» **CHALLENGE**
Write out all the data again, exactly as it stands.

-- start RECORD LIST --

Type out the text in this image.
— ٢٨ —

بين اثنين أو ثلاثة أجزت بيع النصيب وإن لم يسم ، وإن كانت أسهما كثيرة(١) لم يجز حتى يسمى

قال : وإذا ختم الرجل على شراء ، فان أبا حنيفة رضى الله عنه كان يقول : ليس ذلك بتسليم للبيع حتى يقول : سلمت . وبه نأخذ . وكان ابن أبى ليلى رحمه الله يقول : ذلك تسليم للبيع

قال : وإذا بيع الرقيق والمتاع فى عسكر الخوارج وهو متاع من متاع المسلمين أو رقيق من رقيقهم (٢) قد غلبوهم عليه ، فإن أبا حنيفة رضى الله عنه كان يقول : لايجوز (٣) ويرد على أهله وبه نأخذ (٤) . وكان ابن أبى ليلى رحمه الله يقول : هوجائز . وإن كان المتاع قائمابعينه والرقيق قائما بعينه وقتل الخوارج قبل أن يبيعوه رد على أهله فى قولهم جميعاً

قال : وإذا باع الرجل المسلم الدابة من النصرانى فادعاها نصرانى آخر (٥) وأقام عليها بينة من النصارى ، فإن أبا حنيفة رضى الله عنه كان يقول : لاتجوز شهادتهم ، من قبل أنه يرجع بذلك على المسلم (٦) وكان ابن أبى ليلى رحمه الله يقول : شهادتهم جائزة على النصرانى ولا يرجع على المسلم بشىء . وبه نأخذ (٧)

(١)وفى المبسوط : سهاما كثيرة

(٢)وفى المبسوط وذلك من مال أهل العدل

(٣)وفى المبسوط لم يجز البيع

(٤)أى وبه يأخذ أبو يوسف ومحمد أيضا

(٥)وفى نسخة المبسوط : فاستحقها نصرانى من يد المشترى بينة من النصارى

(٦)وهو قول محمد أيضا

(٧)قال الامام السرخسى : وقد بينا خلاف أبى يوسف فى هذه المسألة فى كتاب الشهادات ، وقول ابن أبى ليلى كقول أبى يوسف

-- end RECORD LIST --

» **THE REPLY**
Type out the text in this image.
— ٢٨ —

بين اثنين أو ثلاثة أجزت بيع النصيب وإن لم يسم ، وإن كانت أسهما كثيرة(١) لم يجز حتى يسمى

قال : وإذا ختم الرجل على شراء ، فان أبا حنيفة رضى الله عنه كان يقول : ليس ذلك بتسليم للبيع حتى يقول : سلمت . وبه نأخذ . وكان ابن أبى ليلى رحمه الله يقول : ذلك تسليم للبيع

قال : وإذا بيع الرقيق والمتاع فى عسكر الخوارج وهو متاع من متاع المسلمين أو رقيق من رقيقهم (٢) قد غلبوهم عليه ، فإن أبا حنيفة رضى الله عنه كان يقول : لايجوز (٣) ويرد على أهله وبه نأخذ (٤) . وكان ابن أبى ليلى رحمه الله يقول : هوجائز . وإن كان المتاع قائمابعينه والرقيق قائما بعينه وقتل الخوارج قبل أن يبيعوه رد على أهله فى قولهم جميعاً

قال : وإذا باع الرجل المسلم الدابة من النصرانى فادعاها نصرانى آخر (٥) وأقام عليها بينة من النصارى ، فإن أبا حنيفة رضى الله عنه كان يقول : لاتجوز شهادتهم ، من قبل أنه يرجع بذلك على المسلم (٦) وكان ابن أبى ليلى رحمه الله يقول : شهادتهم جائزة على النصرانى ولا يرجع على المسلم بشىء . وبه نأخذ (٧)

(١)وفى المبسوط : سهاما كثيرة

(٢)وفى المبسوط وذلك من مال أهل العدل

(٣)وفى المبسوط لم يجز البيع

(٤)أى وبه يأخذ أبو يوسف ومحمد أيضا

(٥)وفى نسخة المبسوط : فاستحقها نصرانى من يد المشترى بينة من النصارى

(٦)وهو قول محمد أيضا

(٧)قال الامام السرخسى : وقد بينا خلاف أبى يوسف فى هذه المسألة فى كتاب الشهادات ، وقول ابن أبى ليلى كقول أبى يوسف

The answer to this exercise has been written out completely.